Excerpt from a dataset
________

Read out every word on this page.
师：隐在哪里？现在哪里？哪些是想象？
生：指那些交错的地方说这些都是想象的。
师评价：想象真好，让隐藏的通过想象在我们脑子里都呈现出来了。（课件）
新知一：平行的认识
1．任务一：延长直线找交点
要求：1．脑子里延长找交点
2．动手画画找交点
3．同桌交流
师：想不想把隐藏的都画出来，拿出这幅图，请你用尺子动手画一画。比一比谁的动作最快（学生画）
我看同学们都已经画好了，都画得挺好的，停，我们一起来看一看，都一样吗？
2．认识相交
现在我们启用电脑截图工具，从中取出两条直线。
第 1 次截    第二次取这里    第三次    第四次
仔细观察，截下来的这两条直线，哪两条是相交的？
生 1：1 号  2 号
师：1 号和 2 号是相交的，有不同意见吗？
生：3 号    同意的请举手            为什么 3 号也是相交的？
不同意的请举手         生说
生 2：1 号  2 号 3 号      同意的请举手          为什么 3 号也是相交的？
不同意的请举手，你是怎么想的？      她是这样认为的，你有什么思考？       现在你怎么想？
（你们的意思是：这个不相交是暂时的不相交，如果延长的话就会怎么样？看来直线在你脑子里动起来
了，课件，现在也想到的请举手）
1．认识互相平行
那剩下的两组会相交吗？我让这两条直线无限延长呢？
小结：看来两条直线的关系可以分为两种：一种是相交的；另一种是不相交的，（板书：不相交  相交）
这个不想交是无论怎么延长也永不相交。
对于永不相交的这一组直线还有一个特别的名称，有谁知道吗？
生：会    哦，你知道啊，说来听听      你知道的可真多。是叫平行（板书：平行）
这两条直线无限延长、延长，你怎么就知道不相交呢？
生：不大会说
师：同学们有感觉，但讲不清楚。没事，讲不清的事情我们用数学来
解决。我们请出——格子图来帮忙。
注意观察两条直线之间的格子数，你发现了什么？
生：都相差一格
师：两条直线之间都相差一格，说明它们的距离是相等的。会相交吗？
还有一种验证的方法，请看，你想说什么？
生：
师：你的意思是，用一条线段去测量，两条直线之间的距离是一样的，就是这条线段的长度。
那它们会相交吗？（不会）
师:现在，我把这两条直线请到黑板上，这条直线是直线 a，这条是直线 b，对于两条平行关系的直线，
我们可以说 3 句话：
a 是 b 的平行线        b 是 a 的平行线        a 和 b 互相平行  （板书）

________

Find all lines with "不同意的请举手" in them and copy each one.

不同意的请举手         生说
不同意的请举手，你是怎么想的？      她是这样认为的，你有什么思考？       现在你怎么想？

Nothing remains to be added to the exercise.